─── Dataset ───

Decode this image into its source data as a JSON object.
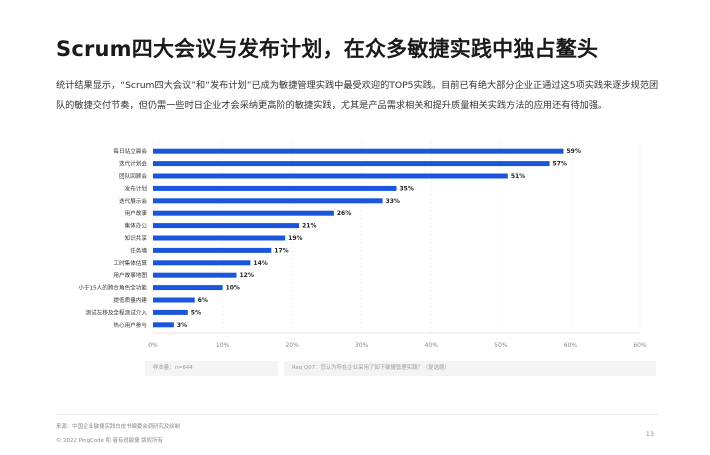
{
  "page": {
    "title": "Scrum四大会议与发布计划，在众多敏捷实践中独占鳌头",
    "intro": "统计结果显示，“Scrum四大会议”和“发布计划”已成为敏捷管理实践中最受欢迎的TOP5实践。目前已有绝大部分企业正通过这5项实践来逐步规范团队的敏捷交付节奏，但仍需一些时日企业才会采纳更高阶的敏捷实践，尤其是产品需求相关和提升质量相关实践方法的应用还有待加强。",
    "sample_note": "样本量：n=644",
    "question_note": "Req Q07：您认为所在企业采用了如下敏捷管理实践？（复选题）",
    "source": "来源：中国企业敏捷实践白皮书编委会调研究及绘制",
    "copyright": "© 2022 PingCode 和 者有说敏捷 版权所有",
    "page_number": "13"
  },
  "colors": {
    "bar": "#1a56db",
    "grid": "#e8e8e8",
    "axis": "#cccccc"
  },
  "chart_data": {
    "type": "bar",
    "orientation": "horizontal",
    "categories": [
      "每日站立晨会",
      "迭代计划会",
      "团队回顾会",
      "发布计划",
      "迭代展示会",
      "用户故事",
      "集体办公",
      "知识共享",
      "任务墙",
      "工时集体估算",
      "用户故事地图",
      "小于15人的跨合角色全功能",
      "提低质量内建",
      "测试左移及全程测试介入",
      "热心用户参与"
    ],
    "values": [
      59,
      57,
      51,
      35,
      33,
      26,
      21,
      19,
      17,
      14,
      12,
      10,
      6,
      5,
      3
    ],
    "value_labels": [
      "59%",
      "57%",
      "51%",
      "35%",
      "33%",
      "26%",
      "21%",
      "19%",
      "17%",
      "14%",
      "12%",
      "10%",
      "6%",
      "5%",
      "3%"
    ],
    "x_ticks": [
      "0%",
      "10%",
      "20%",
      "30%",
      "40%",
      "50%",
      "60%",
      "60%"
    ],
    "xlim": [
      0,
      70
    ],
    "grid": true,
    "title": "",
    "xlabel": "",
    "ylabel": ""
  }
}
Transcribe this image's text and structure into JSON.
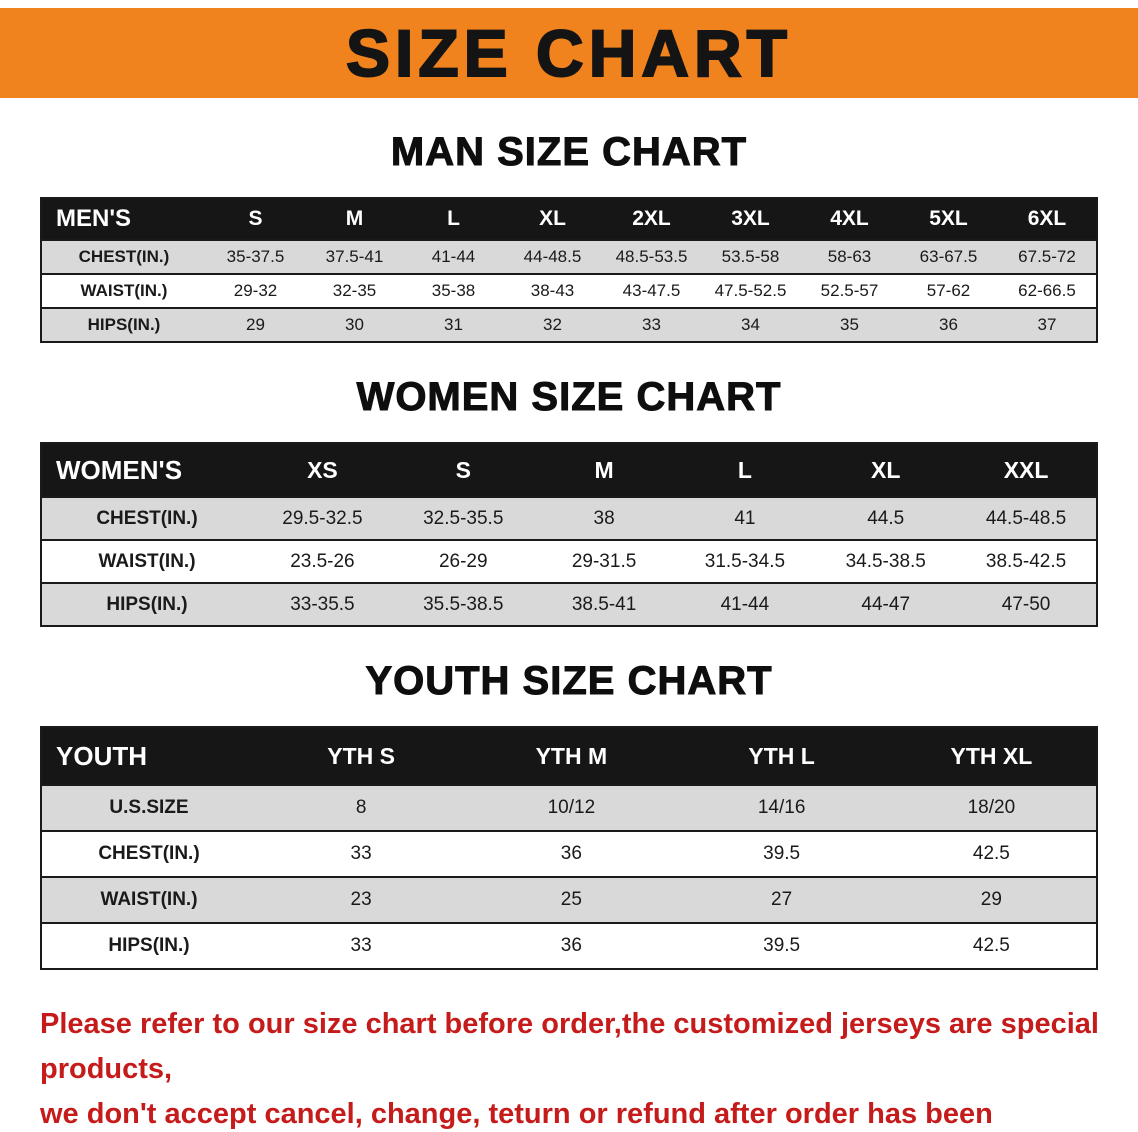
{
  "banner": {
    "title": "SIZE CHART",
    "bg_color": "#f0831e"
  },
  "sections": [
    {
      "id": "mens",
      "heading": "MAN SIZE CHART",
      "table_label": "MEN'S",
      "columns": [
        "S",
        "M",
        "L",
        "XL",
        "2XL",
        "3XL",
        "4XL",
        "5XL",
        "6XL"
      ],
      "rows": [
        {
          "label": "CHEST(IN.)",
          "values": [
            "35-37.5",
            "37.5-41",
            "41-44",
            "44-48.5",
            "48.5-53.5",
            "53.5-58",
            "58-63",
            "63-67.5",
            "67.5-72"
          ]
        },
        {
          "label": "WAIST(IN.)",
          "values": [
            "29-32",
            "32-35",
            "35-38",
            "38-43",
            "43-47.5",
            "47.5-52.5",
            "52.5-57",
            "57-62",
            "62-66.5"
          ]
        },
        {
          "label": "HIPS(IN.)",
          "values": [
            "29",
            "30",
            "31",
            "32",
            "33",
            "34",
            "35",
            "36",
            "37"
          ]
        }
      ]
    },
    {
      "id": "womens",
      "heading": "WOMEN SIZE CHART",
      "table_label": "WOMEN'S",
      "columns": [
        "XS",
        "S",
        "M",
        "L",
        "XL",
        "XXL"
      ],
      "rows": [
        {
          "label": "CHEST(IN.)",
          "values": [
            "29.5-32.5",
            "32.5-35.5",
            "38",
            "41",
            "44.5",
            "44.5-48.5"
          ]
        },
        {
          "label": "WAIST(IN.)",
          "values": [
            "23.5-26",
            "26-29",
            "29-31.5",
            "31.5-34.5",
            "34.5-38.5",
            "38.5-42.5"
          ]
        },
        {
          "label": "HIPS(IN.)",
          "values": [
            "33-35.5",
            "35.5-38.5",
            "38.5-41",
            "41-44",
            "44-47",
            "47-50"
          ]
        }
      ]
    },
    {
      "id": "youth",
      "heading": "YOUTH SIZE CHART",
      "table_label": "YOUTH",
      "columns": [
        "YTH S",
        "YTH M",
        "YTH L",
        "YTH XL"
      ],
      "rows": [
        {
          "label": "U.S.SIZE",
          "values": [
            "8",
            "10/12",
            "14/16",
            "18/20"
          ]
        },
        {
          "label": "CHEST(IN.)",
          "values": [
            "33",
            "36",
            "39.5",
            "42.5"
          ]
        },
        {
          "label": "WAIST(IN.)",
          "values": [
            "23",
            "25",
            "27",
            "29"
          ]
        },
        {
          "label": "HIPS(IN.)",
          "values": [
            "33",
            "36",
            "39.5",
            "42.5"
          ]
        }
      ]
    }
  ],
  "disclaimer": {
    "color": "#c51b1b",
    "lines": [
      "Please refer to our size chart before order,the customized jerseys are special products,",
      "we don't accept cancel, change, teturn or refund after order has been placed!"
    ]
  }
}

───
─── Dataset ───

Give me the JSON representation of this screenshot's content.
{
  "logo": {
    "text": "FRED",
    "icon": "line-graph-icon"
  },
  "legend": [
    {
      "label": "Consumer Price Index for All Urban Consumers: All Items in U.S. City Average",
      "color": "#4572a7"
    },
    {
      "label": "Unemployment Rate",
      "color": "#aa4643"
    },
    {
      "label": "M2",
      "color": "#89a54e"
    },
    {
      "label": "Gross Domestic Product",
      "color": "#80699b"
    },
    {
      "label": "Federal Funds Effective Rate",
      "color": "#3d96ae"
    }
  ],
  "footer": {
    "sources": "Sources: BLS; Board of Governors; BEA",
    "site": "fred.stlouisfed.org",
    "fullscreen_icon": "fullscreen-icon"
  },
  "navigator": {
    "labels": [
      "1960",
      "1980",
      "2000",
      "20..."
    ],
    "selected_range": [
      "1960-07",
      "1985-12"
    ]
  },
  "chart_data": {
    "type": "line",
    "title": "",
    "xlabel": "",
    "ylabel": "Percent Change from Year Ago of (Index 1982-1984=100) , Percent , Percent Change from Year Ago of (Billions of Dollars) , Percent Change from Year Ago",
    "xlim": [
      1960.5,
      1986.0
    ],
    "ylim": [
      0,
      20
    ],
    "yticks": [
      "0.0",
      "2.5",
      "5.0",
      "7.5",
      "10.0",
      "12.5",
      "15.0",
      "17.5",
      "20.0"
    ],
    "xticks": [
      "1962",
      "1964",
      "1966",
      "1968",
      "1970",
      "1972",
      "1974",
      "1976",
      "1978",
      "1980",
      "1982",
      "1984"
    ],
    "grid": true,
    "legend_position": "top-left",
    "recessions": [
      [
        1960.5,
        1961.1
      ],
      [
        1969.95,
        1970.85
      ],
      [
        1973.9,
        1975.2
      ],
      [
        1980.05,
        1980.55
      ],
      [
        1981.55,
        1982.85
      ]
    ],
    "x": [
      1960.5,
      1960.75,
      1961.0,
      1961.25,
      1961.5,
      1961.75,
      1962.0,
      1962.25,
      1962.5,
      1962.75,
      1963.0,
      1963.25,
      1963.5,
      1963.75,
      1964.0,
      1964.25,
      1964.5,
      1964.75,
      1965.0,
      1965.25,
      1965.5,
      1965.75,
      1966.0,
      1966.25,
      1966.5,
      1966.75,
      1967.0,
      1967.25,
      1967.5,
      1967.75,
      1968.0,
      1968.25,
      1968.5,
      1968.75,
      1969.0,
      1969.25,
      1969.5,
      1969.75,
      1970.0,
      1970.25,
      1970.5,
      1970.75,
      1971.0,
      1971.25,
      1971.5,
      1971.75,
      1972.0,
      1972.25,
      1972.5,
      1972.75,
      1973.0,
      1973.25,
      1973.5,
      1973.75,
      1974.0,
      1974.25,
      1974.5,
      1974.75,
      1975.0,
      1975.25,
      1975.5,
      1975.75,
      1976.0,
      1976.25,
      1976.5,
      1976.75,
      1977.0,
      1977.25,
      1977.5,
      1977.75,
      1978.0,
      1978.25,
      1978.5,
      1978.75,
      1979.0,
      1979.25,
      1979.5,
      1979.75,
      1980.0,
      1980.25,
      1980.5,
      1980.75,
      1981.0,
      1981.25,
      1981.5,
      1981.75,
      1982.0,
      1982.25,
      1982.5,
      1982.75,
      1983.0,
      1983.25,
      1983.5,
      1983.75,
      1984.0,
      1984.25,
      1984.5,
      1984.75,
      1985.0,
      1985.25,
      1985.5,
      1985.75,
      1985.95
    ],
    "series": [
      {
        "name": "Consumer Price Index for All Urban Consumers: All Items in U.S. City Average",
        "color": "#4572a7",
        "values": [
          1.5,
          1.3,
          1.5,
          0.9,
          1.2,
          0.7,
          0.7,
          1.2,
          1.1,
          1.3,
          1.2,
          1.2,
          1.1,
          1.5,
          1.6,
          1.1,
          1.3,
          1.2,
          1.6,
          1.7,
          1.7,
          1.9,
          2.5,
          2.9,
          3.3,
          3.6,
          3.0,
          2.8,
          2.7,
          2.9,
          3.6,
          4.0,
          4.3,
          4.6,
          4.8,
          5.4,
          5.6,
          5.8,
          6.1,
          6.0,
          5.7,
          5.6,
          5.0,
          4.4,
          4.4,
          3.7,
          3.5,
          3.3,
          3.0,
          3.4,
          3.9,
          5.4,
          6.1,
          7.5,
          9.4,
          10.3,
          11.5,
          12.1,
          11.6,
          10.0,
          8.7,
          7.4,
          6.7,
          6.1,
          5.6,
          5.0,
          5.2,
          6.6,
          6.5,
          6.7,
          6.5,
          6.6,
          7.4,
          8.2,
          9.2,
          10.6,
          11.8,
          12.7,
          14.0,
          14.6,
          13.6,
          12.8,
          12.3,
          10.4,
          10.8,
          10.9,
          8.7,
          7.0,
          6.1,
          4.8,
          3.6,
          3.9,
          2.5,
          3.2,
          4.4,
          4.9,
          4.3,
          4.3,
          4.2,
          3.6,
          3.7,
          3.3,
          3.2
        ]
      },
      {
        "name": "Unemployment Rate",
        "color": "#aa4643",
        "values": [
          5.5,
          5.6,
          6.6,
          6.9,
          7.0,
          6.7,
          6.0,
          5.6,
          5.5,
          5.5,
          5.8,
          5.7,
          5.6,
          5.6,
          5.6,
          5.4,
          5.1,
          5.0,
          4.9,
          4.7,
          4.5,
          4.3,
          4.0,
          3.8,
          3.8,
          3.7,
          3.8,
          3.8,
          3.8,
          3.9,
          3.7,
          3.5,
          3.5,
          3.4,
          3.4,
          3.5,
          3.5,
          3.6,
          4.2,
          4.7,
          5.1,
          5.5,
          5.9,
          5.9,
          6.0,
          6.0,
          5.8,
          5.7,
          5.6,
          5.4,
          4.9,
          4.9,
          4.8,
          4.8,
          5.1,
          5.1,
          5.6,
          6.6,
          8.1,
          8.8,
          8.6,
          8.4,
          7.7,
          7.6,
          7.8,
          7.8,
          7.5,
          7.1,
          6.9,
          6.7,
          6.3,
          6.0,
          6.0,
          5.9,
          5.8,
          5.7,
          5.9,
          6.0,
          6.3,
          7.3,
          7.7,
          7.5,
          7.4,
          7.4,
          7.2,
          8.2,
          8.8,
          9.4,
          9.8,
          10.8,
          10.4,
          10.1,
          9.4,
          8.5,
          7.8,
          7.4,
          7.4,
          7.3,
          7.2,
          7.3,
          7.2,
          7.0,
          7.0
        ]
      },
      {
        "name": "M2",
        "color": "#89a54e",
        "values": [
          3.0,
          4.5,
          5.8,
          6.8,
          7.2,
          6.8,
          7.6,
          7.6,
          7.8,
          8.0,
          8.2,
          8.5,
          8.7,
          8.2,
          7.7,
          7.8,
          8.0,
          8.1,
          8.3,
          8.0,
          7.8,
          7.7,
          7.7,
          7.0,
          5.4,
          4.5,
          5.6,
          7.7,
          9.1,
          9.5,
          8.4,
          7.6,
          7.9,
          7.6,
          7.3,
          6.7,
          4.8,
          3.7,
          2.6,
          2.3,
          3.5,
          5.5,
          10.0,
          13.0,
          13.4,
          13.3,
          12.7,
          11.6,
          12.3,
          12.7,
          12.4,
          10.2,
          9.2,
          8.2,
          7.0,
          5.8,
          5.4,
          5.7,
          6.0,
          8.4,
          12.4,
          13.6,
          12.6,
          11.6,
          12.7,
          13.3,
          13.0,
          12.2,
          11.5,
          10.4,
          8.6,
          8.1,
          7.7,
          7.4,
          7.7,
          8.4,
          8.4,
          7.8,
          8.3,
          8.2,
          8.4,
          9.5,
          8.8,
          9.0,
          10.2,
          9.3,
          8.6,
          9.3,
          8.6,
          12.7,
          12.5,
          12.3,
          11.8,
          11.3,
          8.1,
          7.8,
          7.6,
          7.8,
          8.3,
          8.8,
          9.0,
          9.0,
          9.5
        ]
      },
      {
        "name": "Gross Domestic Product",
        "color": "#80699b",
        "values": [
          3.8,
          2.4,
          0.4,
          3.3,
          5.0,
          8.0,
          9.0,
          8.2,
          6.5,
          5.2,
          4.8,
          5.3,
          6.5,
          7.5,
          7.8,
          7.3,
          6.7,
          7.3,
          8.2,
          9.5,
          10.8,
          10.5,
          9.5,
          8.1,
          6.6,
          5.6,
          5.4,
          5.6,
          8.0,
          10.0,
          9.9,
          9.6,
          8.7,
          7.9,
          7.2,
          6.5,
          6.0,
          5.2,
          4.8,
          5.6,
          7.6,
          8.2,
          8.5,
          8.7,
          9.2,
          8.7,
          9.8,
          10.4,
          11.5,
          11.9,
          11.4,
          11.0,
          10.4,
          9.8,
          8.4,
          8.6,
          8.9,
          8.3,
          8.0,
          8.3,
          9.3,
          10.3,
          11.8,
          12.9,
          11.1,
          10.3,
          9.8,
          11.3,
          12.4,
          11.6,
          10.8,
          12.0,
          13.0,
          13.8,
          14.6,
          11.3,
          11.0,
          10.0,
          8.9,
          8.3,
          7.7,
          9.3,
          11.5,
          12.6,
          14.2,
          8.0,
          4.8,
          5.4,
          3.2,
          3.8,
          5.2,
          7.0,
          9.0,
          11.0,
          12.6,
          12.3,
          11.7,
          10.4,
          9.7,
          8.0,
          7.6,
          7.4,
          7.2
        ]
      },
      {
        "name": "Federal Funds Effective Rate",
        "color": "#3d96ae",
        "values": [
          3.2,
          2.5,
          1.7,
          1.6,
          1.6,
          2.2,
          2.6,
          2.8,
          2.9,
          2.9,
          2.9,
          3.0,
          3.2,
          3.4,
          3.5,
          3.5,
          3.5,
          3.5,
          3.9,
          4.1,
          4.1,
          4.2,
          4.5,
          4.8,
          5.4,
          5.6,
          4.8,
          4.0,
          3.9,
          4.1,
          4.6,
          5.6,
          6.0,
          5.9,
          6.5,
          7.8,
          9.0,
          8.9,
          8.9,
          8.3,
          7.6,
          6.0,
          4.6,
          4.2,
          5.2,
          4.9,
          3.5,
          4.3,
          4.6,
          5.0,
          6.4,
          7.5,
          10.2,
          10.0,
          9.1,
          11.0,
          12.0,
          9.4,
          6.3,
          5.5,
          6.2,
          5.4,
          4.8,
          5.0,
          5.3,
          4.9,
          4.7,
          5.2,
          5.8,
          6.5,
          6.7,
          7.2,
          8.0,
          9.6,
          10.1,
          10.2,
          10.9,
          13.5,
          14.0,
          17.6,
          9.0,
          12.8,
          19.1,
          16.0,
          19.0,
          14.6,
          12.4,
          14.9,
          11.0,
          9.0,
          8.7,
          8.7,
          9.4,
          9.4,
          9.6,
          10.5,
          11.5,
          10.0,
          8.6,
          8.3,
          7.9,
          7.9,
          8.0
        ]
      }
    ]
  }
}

───

**Written instruction**: Looking at the material above, count the lines containing the string "order" and reply with the count alone.

**Result**: 2